DATA FOR THIS EXERCISE ▸
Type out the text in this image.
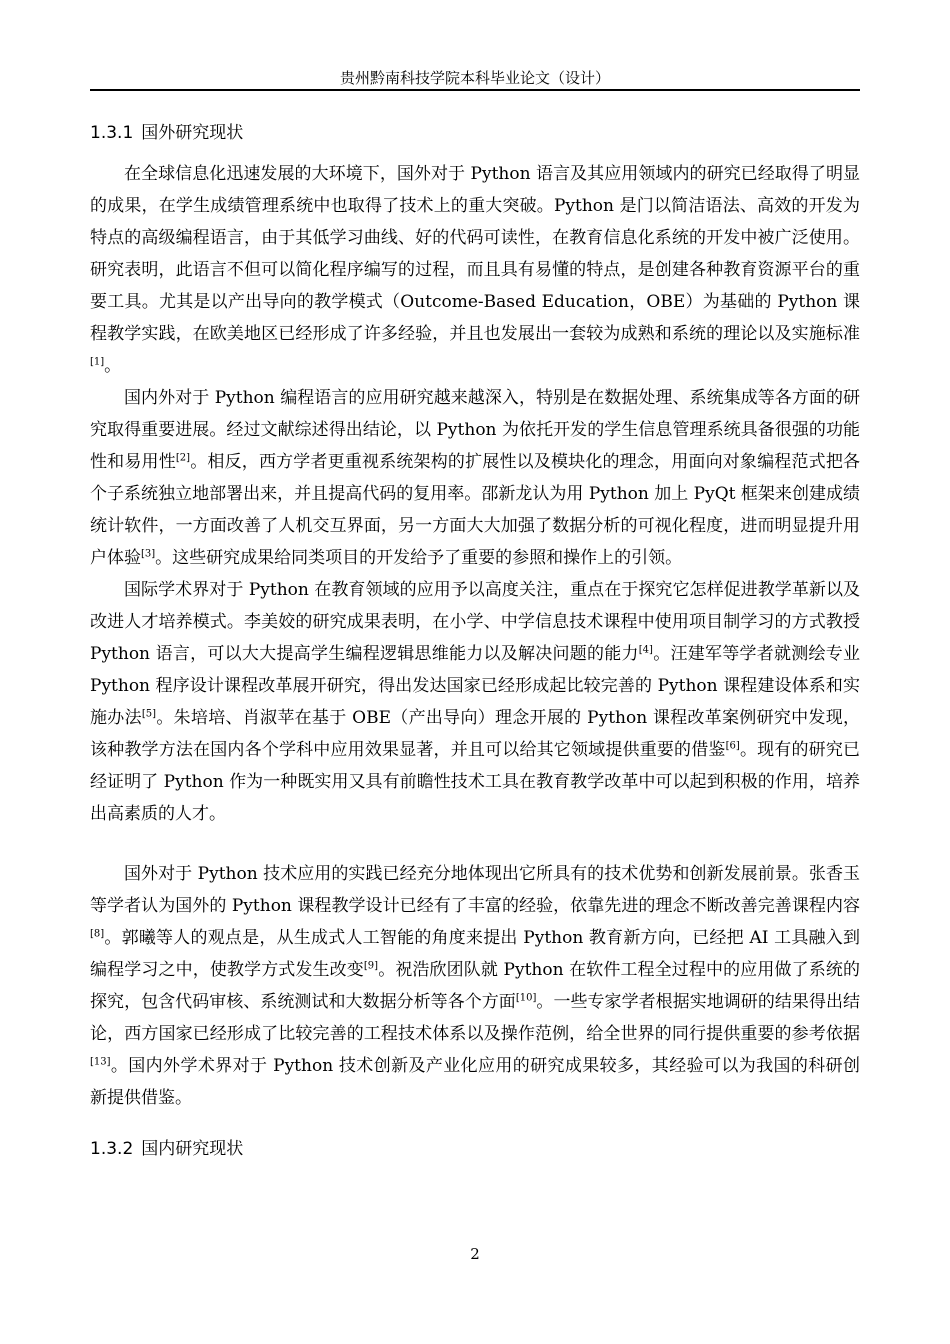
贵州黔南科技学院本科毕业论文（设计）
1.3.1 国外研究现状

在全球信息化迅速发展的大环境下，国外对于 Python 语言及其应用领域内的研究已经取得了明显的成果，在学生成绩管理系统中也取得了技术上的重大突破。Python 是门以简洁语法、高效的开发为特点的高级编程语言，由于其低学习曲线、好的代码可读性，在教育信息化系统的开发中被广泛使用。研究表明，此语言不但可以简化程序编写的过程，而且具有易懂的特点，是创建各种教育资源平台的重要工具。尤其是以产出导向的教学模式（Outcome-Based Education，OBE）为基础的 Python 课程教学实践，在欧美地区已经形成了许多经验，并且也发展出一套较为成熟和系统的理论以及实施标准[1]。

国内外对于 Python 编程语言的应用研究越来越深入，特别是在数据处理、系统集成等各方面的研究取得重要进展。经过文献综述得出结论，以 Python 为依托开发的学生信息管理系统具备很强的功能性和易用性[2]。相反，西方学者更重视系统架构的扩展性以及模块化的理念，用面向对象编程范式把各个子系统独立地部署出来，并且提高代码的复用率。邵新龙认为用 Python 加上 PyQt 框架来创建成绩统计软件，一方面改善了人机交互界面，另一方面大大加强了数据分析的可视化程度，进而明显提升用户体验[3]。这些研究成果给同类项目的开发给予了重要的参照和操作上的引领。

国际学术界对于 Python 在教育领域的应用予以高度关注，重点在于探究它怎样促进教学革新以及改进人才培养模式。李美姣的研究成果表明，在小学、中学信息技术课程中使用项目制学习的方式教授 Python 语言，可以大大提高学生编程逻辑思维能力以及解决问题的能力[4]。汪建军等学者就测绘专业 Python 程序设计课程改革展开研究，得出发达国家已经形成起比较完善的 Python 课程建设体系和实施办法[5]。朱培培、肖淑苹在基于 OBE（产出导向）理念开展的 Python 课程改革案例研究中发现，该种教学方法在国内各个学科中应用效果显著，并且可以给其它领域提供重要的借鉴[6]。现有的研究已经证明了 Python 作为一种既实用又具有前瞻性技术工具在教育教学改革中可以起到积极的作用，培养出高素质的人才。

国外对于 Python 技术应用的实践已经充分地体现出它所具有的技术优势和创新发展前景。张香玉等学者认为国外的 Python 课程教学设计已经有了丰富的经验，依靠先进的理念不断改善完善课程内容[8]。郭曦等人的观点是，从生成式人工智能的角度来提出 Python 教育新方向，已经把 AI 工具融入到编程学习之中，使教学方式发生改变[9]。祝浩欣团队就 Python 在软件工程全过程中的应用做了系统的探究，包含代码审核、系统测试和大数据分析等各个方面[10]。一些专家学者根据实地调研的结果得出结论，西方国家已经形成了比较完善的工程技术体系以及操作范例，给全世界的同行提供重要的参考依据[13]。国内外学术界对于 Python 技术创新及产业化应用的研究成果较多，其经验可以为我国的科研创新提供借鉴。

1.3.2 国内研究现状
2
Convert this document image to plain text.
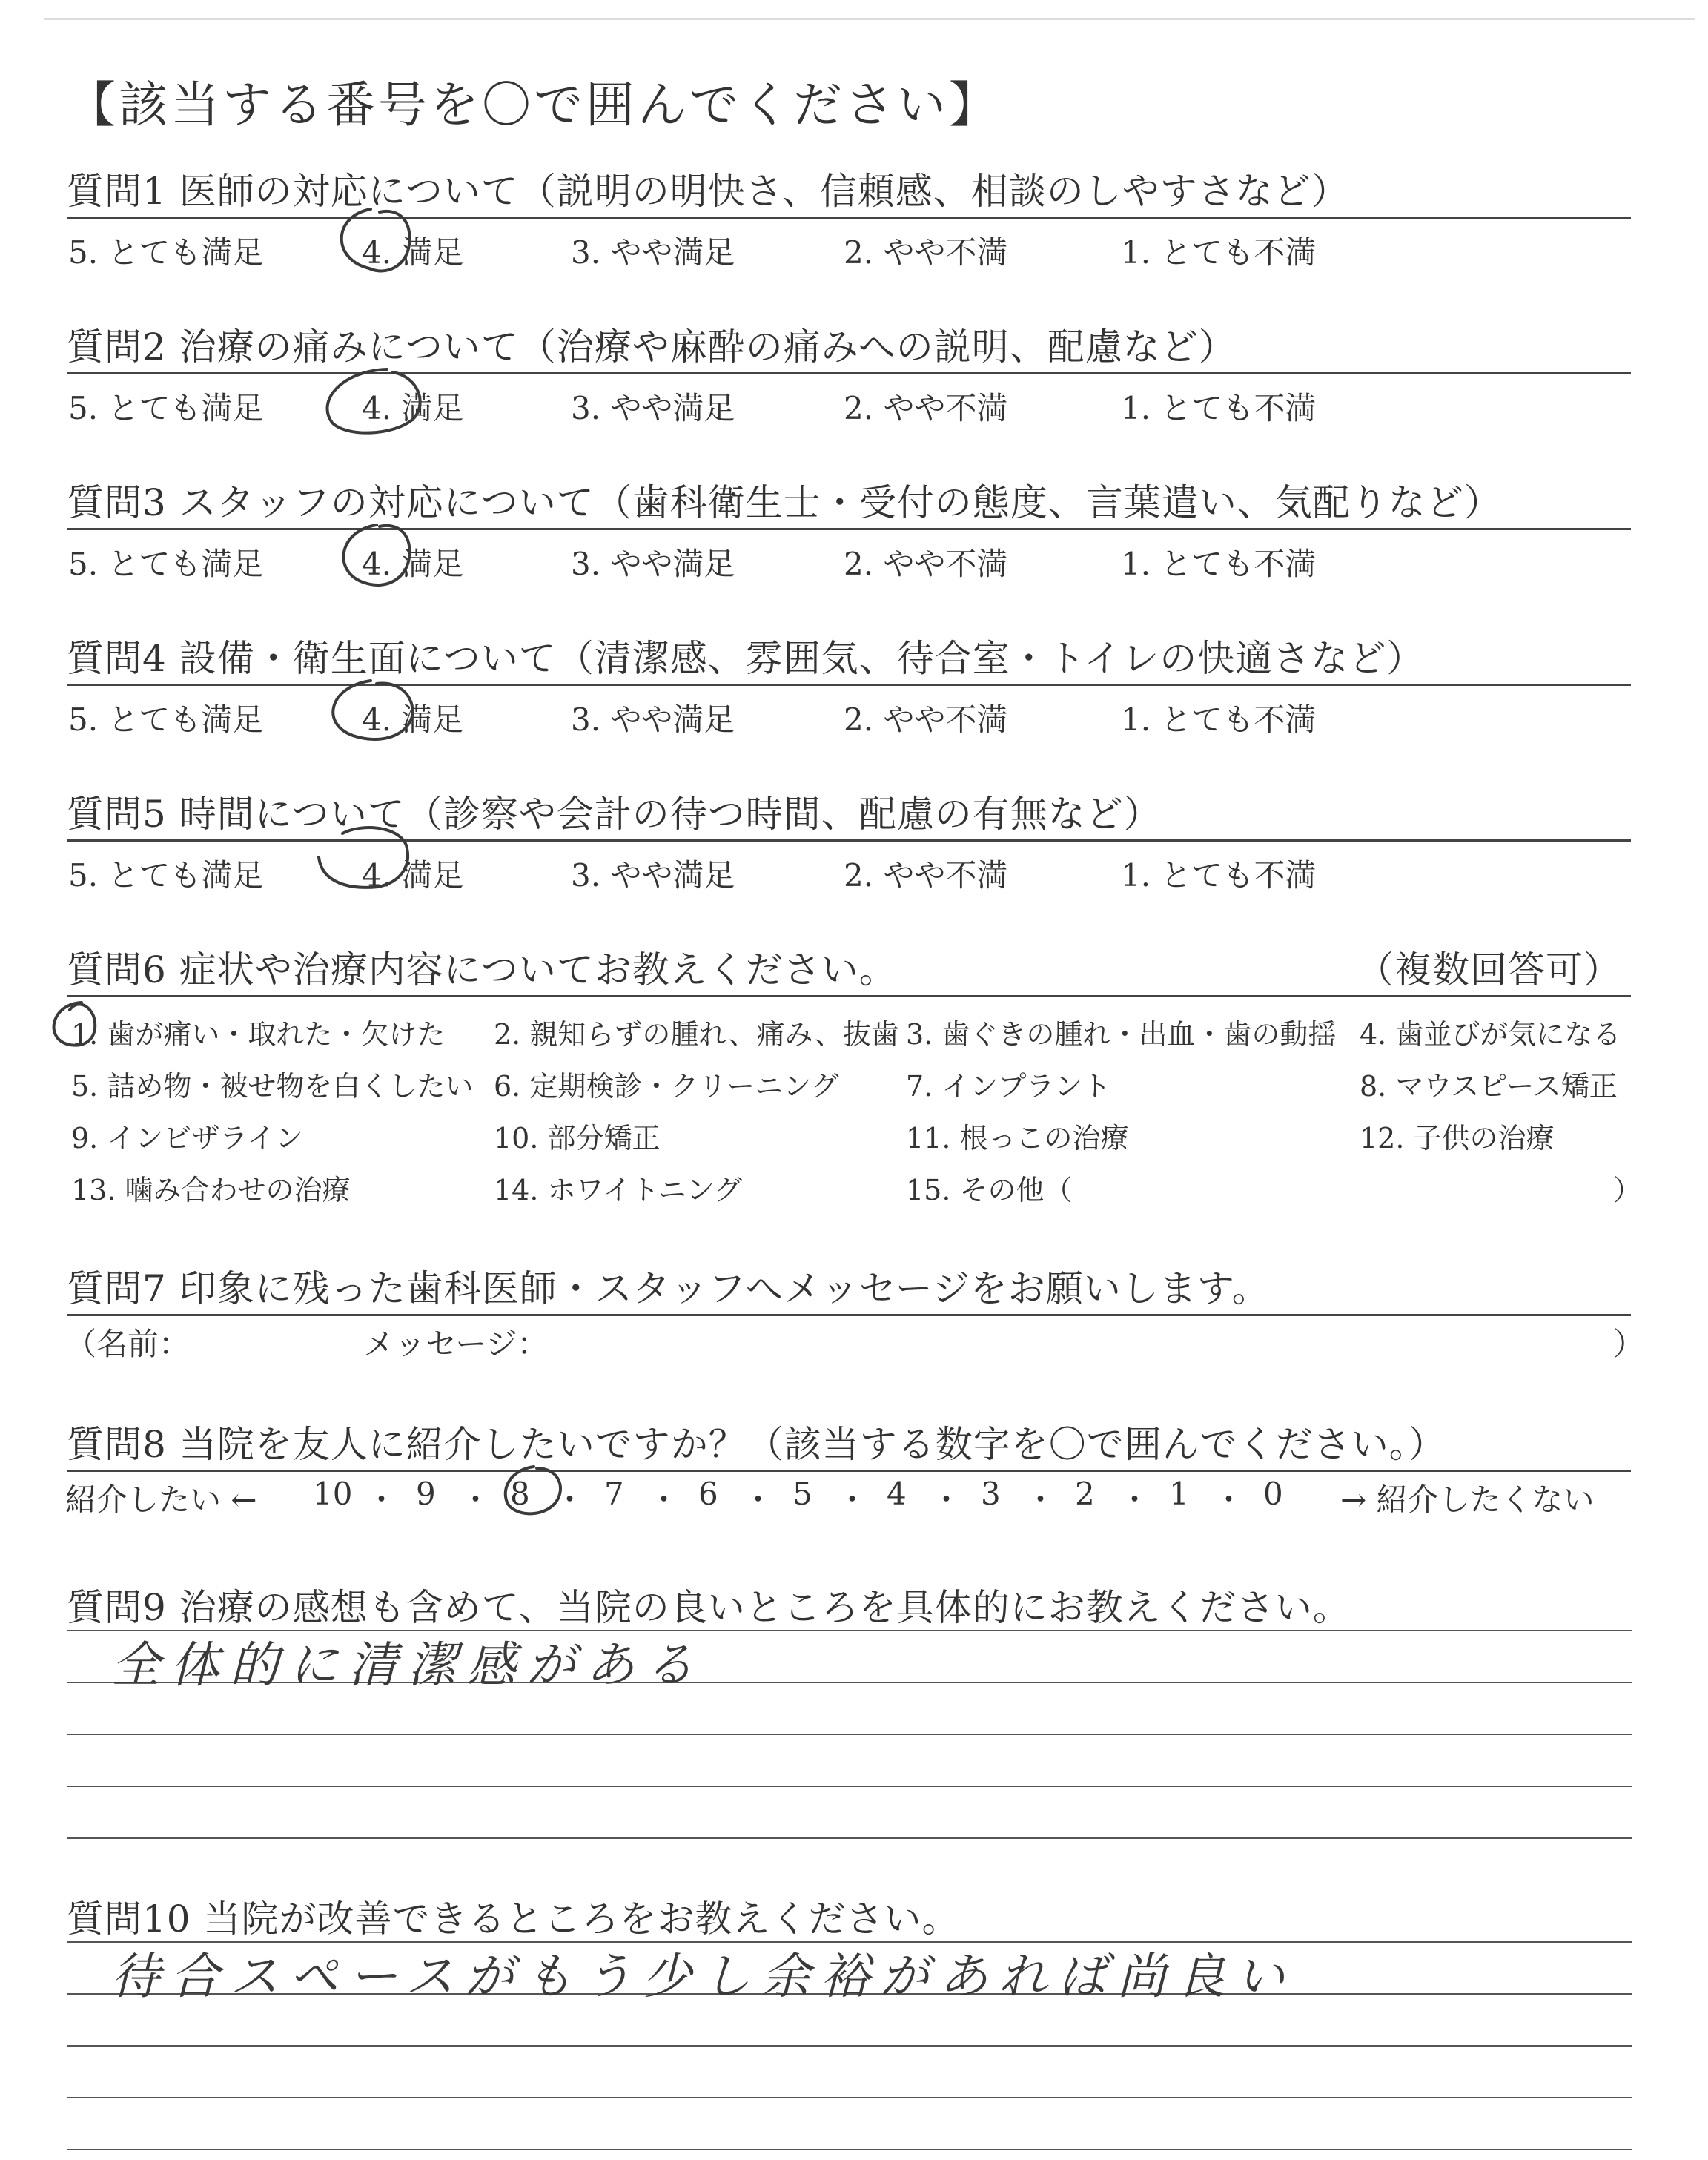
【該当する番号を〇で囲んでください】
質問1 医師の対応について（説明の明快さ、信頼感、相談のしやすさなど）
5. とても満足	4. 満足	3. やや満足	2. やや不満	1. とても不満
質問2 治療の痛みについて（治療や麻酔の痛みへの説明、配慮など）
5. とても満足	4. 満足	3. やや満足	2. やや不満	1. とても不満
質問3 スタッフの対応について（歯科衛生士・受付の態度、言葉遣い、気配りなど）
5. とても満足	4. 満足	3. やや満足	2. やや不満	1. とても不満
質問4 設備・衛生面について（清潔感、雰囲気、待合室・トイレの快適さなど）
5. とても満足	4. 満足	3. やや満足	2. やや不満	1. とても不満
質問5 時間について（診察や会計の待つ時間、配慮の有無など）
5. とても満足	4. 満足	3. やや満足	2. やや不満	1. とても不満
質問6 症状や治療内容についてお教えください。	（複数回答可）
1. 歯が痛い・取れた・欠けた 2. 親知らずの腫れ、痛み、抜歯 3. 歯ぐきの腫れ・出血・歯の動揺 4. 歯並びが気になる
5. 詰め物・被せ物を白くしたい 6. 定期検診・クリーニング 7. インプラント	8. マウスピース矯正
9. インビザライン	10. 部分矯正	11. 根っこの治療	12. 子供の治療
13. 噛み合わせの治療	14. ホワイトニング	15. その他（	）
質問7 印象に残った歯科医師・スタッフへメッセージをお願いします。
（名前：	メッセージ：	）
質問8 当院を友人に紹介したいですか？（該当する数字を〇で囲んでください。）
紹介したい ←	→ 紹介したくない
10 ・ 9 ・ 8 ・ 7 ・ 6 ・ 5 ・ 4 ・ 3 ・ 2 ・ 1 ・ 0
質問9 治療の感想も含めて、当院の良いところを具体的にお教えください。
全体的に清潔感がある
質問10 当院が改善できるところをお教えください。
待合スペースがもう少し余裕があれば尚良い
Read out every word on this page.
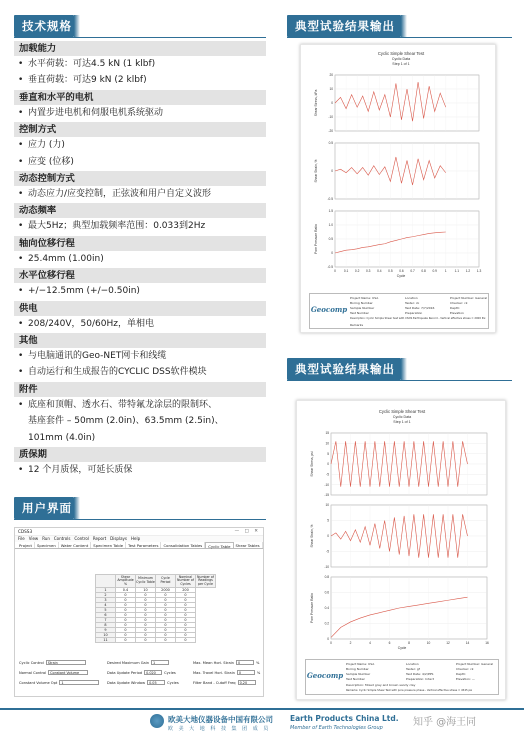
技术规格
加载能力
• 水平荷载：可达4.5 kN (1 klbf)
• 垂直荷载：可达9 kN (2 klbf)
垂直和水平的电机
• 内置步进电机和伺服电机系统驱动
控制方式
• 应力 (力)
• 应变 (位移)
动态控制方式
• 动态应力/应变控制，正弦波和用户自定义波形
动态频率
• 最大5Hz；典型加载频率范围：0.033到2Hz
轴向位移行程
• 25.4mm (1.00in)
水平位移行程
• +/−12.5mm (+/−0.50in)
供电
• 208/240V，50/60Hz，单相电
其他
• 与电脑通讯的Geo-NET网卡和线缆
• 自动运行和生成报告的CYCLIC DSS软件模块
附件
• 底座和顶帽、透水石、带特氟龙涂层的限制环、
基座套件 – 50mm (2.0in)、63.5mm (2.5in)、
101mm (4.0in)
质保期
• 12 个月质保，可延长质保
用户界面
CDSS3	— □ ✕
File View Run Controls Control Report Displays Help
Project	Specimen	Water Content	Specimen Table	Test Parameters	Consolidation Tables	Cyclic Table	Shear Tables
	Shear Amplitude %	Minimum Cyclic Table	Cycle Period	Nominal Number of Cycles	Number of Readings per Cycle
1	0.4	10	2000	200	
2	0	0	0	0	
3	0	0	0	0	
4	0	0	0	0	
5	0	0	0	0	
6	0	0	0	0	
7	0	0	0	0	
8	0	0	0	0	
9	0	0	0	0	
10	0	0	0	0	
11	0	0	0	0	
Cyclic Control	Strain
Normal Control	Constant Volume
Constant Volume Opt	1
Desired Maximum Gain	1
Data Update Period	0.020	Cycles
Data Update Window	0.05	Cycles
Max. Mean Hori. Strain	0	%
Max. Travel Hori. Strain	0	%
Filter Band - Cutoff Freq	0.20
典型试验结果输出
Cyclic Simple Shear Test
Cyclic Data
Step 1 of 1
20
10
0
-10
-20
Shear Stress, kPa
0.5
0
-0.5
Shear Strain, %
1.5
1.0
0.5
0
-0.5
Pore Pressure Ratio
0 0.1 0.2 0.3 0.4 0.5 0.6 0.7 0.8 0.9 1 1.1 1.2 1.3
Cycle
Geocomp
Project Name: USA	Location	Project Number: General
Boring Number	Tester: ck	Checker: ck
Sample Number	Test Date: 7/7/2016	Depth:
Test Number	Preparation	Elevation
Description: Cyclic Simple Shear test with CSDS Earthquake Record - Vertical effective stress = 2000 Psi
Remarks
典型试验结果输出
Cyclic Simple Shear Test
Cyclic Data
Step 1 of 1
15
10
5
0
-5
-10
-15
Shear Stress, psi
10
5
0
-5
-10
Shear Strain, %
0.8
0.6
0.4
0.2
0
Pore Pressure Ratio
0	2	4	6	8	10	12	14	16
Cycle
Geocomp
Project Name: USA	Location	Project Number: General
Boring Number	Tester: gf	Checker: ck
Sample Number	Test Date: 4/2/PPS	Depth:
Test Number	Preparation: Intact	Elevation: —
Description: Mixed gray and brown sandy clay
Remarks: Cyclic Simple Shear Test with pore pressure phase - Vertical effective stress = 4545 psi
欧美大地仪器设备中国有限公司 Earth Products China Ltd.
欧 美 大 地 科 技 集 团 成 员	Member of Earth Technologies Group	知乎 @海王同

YOUR GOAL ▸
Make a copy of each line that contains the string "Update".

EXERCISE OUTPUT ▸
Data Update Period	0.020	Cycles
Data Update Window	0.05	Cycles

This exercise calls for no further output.